Cremonese-Udinese era l'ultima partita in programma, l'unica in grado di evitare un dato che annulla lo spettacolo e segna un dato negativo mai visto prima. In virtù dell'1-1 maturato nel match in terra lombarda, la settima giornata di Serie A passa alla storia come quella con meno goal segnati. Non era mai successo che le venti squadre del massimo campionato undici reti, ovvero in media poco più di una a match.
Le avvisaglie di questa possibilità c'erano già sabato, considerando i due goal in quattro partite giocate: 0-0 in Lecce-Sassuolo e Pisa-Verona e 1-0 di misura per Torino e Inter rispettivamente contro Napoli e Roma. Domenica i dati si sono alzati solo leggermente con il 2-0 di Como e Bologna su Juventus e Cagliari, ma Atalanta-Lazio 0-0 e Milan-Fiorentina 2-1 avevano portato il numero di reti solamente a nove.
------------------------------------------------------------------------
- _COMPITI ED ESERCIZI_
1) Nel testo sulla settima giornata di Serie A, con quale risultato si è chiusa Cremonese-Udinese?
2) Prosegui il testo sulla settima giornata di Serie A partendo dal punto in cui si ferma.
I dati riportati di seguito sono materiale a sé, separato dal testo sulla settima giornata di Serie A.

Record da una fonte di dati
------------------------------------------------------------------------
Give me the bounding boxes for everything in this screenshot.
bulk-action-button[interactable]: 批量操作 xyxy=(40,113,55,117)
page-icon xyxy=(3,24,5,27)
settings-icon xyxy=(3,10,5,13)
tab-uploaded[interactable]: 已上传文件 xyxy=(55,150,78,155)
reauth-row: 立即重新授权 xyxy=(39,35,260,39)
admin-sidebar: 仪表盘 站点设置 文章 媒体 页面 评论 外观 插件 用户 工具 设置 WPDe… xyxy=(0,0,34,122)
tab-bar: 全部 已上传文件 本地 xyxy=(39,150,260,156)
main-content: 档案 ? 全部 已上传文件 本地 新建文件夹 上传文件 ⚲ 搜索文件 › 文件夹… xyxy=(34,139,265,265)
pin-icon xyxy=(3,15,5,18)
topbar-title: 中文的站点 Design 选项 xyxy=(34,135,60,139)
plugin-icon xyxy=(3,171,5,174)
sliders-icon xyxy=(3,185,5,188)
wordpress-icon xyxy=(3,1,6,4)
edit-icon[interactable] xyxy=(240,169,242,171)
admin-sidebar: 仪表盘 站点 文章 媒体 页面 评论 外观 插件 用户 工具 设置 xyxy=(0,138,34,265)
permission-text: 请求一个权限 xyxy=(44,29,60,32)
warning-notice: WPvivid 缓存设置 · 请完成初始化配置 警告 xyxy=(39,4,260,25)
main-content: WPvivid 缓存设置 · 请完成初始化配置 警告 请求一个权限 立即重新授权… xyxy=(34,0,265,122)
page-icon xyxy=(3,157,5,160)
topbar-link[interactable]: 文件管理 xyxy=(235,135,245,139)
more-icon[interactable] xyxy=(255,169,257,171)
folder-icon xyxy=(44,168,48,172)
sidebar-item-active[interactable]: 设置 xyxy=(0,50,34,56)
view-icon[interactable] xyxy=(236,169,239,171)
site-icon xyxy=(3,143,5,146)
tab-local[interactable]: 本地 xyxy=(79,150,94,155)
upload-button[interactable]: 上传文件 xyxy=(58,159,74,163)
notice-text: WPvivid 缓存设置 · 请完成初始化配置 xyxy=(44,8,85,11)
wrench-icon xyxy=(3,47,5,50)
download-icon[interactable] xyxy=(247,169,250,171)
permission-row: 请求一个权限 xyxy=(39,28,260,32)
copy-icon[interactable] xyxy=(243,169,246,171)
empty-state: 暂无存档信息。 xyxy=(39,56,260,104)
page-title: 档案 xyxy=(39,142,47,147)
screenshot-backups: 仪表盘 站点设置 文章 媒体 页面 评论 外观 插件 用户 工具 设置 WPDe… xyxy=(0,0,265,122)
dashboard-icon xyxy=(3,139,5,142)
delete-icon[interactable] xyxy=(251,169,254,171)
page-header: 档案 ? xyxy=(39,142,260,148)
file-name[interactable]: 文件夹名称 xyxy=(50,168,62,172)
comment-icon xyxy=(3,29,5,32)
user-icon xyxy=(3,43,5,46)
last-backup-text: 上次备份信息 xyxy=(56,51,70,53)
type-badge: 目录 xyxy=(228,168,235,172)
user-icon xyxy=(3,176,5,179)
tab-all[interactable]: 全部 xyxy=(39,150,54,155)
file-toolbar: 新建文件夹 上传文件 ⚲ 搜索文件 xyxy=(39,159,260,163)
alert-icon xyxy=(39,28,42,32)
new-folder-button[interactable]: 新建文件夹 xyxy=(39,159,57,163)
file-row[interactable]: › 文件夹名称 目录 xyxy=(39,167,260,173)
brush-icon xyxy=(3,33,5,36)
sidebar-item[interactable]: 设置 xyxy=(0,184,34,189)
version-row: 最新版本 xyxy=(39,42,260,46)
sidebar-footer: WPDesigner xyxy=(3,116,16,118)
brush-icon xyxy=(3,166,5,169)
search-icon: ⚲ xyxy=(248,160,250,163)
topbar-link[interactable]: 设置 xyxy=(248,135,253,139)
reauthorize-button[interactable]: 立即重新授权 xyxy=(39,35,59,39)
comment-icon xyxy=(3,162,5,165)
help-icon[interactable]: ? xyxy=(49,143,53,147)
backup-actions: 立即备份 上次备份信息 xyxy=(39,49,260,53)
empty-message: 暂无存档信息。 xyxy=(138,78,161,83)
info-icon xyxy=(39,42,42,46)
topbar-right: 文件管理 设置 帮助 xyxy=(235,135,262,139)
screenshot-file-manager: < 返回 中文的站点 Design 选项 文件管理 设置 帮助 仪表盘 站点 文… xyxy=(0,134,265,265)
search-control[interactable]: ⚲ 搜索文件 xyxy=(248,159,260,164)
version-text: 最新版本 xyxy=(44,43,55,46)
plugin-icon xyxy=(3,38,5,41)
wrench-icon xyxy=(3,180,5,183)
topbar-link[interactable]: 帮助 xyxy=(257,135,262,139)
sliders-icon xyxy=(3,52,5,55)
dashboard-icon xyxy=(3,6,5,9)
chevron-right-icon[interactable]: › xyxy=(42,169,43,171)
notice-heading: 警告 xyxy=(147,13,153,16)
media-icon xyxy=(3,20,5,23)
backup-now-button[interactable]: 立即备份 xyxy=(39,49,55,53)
------------------------------------------------------------------------
- _RISULTATI_
1) 1-1

2)
Inutile dire che questo record negativo ha riportato alla luce il solito discorso relativo al numero di squadre presenti in Serie A, per molti decisamente troppe per poter garantire spettacolo. Chi vorrebbe nuovamente le 18 squadre nel massimo campionato, però, non tiene ovviamente conto di come in questa giornata da record anche i big match hanno al massimo portato a una manciata di reti.